DATA EXTRACT:
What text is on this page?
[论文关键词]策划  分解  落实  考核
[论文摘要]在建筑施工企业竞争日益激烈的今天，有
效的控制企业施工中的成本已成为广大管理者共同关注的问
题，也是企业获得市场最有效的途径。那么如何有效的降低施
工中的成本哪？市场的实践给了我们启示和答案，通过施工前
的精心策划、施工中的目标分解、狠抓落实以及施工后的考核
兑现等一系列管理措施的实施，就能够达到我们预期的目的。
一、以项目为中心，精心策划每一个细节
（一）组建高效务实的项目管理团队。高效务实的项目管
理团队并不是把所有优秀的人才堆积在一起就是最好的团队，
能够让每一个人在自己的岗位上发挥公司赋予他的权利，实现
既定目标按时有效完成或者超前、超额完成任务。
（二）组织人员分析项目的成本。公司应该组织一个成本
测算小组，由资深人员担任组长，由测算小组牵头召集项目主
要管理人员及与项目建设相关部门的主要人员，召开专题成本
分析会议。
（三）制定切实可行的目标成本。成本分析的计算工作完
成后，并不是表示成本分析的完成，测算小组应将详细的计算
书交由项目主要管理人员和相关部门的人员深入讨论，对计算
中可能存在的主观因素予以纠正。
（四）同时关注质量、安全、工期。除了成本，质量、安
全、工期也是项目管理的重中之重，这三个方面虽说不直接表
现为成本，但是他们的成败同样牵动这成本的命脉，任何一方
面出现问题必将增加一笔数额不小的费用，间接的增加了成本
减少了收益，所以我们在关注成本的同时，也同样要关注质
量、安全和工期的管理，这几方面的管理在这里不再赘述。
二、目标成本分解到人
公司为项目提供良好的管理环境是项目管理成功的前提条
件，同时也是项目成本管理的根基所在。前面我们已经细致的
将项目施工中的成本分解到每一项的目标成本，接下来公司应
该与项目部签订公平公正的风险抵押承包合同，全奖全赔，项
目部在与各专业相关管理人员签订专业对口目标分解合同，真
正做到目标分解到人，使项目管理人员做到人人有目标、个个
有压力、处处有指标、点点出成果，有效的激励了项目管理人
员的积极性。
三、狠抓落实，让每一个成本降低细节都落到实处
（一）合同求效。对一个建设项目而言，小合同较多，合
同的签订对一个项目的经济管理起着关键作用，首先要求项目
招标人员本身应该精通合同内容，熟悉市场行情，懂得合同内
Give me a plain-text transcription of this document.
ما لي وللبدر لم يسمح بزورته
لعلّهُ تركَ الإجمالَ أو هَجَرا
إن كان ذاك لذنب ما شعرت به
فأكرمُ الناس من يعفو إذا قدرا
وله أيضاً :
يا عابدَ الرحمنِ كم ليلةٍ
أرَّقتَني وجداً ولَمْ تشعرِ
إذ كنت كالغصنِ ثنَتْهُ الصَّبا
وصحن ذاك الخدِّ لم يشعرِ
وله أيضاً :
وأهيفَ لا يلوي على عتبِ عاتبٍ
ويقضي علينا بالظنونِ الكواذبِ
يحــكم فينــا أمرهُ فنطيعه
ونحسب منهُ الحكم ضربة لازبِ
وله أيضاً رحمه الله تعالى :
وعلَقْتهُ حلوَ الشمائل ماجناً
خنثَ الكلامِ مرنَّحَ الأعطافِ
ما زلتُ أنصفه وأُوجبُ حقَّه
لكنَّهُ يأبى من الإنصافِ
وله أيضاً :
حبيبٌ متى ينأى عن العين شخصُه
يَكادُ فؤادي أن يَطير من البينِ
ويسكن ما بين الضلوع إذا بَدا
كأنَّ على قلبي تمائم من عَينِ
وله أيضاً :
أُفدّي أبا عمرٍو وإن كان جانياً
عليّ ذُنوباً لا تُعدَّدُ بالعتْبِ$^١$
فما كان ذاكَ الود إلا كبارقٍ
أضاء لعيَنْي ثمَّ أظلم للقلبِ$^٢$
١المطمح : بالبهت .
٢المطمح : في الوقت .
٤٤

WHAT IS REQUIRED:
Starting at the line that contains "Give me a plain-text", repeat each line exactly through the last one in the listing. Include both of those lines and nothing more.

OUTPUT OF THE TASK:
Give me a plain-text transcription of this document.
ما لي وللبدر لم يسمح بزورته
لعلّهُ تركَ الإجمالَ أو هَجَرا
إن كان ذاك لذنب ما شعرت به
فأكرمُ الناس من يعفو إذا قدرا
وله أيضاً :
يا عابدَ الرحمنِ كم ليلةٍ
أرَّقتَني وجداً ولَمْ تشعرِ
إذ كنت كالغصنِ ثنَتْهُ الصَّبا
وصحن ذاك الخدِّ لم يشعرِ
وله أيضاً :
وأهيفَ لا يلوي على عتبِ عاتبٍ
ويقضي علينا بالظنونِ الكواذبِ
يحــكم فينــا أمرهُ فنطيعه
ونحسب منهُ الحكم ضربة لازبِ
وله أيضاً رحمه الله تعالى :
وعلَقْتهُ حلوَ الشمائل ماجناً
خنثَ الكلامِ مرنَّحَ الأعطافِ
ما زلتُ أنصفه وأُوجبُ حقَّه
لكنَّهُ يأبى من الإنصافِ
وله أيضاً :
حبيبٌ متى ينأى عن العين شخصُه
يَكادُ فؤادي أن يَطير من البينِ
ويسكن ما بين الضلوع إذا بَدا
كأنَّ على قلبي تمائم من عَينِ
وله أيضاً :
أُفدّي أبا عمرٍو وإن كان جانياً
عليّ ذُنوباً لا تُعدَّدُ بالعتْبِ$^١$
فما كان ذاكَ الود إلا كبارقٍ
أضاء لعيَنْي ثمَّ أظلم للقلبِ$^٢$
١المطمح : بالبهت .
٢المطمح : في الوقت .
٤٤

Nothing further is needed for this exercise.